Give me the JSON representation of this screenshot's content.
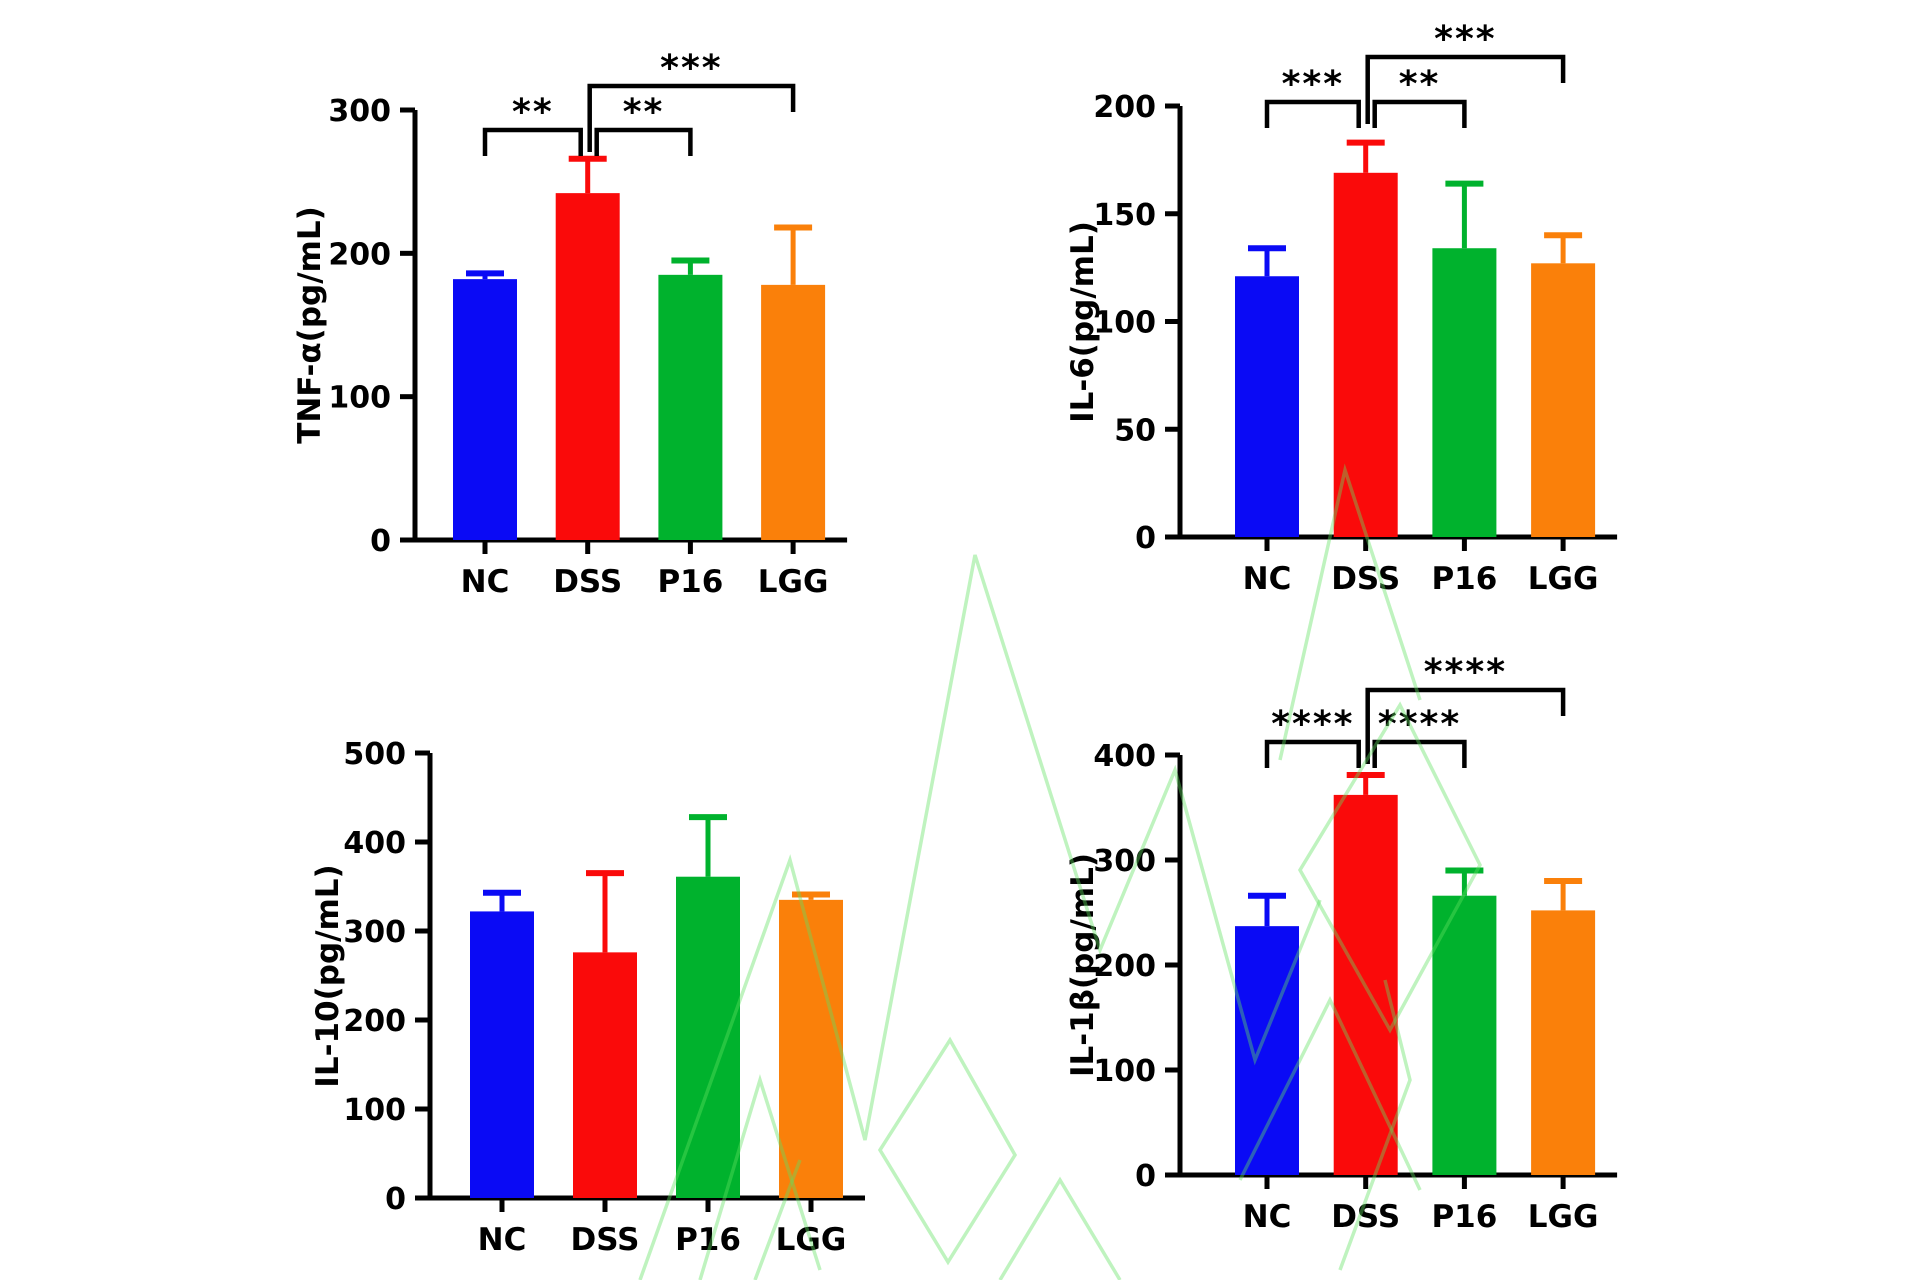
{
  "page": {
    "background": "#ffffff"
  },
  "watermark": {
    "color": "#5fe05f",
    "opacity": 0.4
  },
  "groups": [
    "NC",
    "DSS",
    "P16",
    "LGG"
  ],
  "group_colors": {
    "NC": "#0A0AF5",
    "DSS": "#FA0A0A",
    "P16": "#00B22D",
    "LGG": "#FA800A"
  },
  "chart_data": [
    {
      "id": "tnf-alpha",
      "type": "bar",
      "ylabel": "TNF-α(pg/mL)",
      "xlabel": "",
      "categories": [
        "NC",
        "DSS",
        "P16",
        "LGG"
      ],
      "values": [
        182,
        242,
        185,
        178
      ],
      "error_tops": [
        186,
        266,
        195,
        218
      ],
      "bar_colors": [
        "#0A0AF5",
        "#FA0A0A",
        "#00B22D",
        "#FA800A"
      ],
      "ylim": [
        0,
        300
      ],
      "yticks": [
        0,
        100,
        200,
        300
      ],
      "grid": false,
      "significance": [
        {
          "between": [
            "NC",
            "DSS"
          ],
          "label": "**",
          "level": 1
        },
        {
          "between": [
            "DSS",
            "P16"
          ],
          "label": "**",
          "level": 1
        },
        {
          "between": [
            "DSS",
            "LGG"
          ],
          "label": "***",
          "level": 2
        }
      ]
    },
    {
      "id": "il-6",
      "type": "bar",
      "ylabel": "IL-6(pg/mL)",
      "xlabel": "",
      "categories": [
        "NC",
        "DSS",
        "P16",
        "LGG"
      ],
      "values": [
        121,
        169,
        134,
        127
      ],
      "error_tops": [
        134,
        183,
        164,
        140
      ],
      "bar_colors": [
        "#0A0AF5",
        "#FA0A0A",
        "#00B22D",
        "#FA800A"
      ],
      "ylim": [
        0,
        200
      ],
      "yticks": [
        0,
        50,
        100,
        150,
        200
      ],
      "grid": false,
      "significance": [
        {
          "between": [
            "NC",
            "DSS"
          ],
          "label": "***",
          "level": 1
        },
        {
          "between": [
            "DSS",
            "P16"
          ],
          "label": "**",
          "level": 1
        },
        {
          "between": [
            "DSS",
            "LGG"
          ],
          "label": "***",
          "level": 2
        }
      ]
    },
    {
      "id": "il-10",
      "type": "bar",
      "ylabel": "IL-10(pg/mL)",
      "xlabel": "",
      "categories": [
        "NC",
        "DSS",
        "P16",
        "LGG"
      ],
      "values": [
        322,
        276,
        361,
        335
      ],
      "error_tops": [
        343,
        365,
        428,
        341
      ],
      "bar_colors": [
        "#0A0AF5",
        "#FA0A0A",
        "#00B22D",
        "#FA800A"
      ],
      "ylim": [
        0,
        500
      ],
      "yticks": [
        0,
        100,
        200,
        300,
        400,
        500
      ],
      "grid": false,
      "significance": []
    },
    {
      "id": "il-1beta",
      "type": "bar",
      "ylabel": "IL-1β(pg/mL)",
      "xlabel": "",
      "categories": [
        "NC",
        "DSS",
        "P16",
        "LGG"
      ],
      "values": [
        237,
        362,
        266,
        252
      ],
      "error_tops": [
        266,
        381,
        290,
        280
      ],
      "bar_colors": [
        "#0A0AF5",
        "#FA0A0A",
        "#00B22D",
        "#FA800A"
      ],
      "ylim": [
        0,
        400
      ],
      "yticks": [
        0,
        100,
        200,
        300,
        400
      ],
      "grid": false,
      "significance": [
        {
          "between": [
            "NC",
            "DSS"
          ],
          "label": "****",
          "level": 1
        },
        {
          "between": [
            "DSS",
            "P16"
          ],
          "label": "****",
          "level": 1
        },
        {
          "between": [
            "DSS",
            "LGG"
          ],
          "label": "****",
          "level": 2
        }
      ]
    }
  ]
}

......

▶ _What the task requires_: Copy the material shown above in full and exactly. Skip the pictures.

▶ _Result of the task_:
Give me the JSON representation of this screenshot's content.
{
  "page": {
    "background": "#ffffff"
  },
  "watermark": {
    "color": "#5fe05f",
    "opacity": 0.4
  },
  "groups": [
    "NC",
    "DSS",
    "P16",
    "LGG"
  ],
  "group_colors": {
    "NC": "#0A0AF5",
    "DSS": "#FA0A0A",
    "P16": "#00B22D",
    "LGG": "#FA800A"
  },
  "chart_data": [
    {
      "id": "tnf-alpha",
      "type": "bar",
      "ylabel": "TNF-α(pg/mL)",
      "xlabel": "",
      "categories": [
        "NC",
        "DSS",
        "P16",
        "LGG"
      ],
      "values": [
        182,
        242,
        185,
        178
      ],
      "error_tops": [
        186,
        266,
        195,
        218
      ],
      "bar_colors": [
        "#0A0AF5",
        "#FA0A0A",
        "#00B22D",
        "#FA800A"
      ],
      "ylim": [
        0,
        300
      ],
      "yticks": [
        0,
        100,
        200,
        300
      ],
      "grid": false,
      "significance": [
        {
          "between": [
            "NC",
            "DSS"
          ],
          "label": "**",
          "level": 1
        },
        {
          "between": [
            "DSS",
            "P16"
          ],
          "label": "**",
          "level": 1
        },
        {
          "between": [
            "DSS",
            "LGG"
          ],
          "label": "***",
          "level": 2
        }
      ]
    },
    {
      "id": "il-6",
      "type": "bar",
      "ylabel": "IL-6(pg/mL)",
      "xlabel": "",
      "categories": [
        "NC",
        "DSS",
        "P16",
        "LGG"
      ],
      "values": [
        121,
        169,
        134,
        127
      ],
      "error_tops": [
        134,
        183,
        164,
        140
      ],
      "bar_colors": [
        "#0A0AF5",
        "#FA0A0A",
        "#00B22D",
        "#FA800A"
      ],
      "ylim": [
        0,
        200
      ],
      "yticks": [
        0,
        50,
        100,
        150,
        200
      ],
      "grid": false,
      "significance": [
        {
          "between": [
            "NC",
            "DSS"
          ],
          "label": "***",
          "level": 1
        },
        {
          "between": [
            "DSS",
            "P16"
          ],
          "label": "**",
          "level": 1
        },
        {
          "between": [
            "DSS",
            "LGG"
          ],
          "label": "***",
          "level": 2
        }
      ]
    },
    {
      "id": "il-10",
      "type": "bar",
      "ylabel": "IL-10(pg/mL)",
      "xlabel": "",
      "categories": [
        "NC",
        "DSS",
        "P16",
        "LGG"
      ],
      "values": [
        322,
        276,
        361,
        335
      ],
      "error_tops": [
        343,
        365,
        428,
        341
      ],
      "bar_colors": [
        "#0A0AF5",
        "#FA0A0A",
        "#00B22D",
        "#FA800A"
      ],
      "ylim": [
        0,
        500
      ],
      "yticks": [
        0,
        100,
        200,
        300,
        400,
        500
      ],
      "grid": false,
      "significance": []
    },
    {
      "id": "il-1beta",
      "type": "bar",
      "ylabel": "IL-1β(pg/mL)",
      "xlabel": "",
      "categories": [
        "NC",
        "DSS",
        "P16",
        "LGG"
      ],
      "values": [
        237,
        362,
        266,
        252
      ],
      "error_tops": [
        266,
        381,
        290,
        280
      ],
      "bar_colors": [
        "#0A0AF5",
        "#FA0A0A",
        "#00B22D",
        "#FA800A"
      ],
      "ylim": [
        0,
        400
      ],
      "yticks": [
        0,
        100,
        200,
        300,
        400
      ],
      "grid": false,
      "significance": [
        {
          "between": [
            "NC",
            "DSS"
          ],
          "label": "****",
          "level": 1
        },
        {
          "between": [
            "DSS",
            "P16"
          ],
          "label": "****",
          "level": 1
        },
        {
          "between": [
            "DSS",
            "LGG"
          ],
          "label": "****",
          "level": 2
        }
      ]
    }
  ]
}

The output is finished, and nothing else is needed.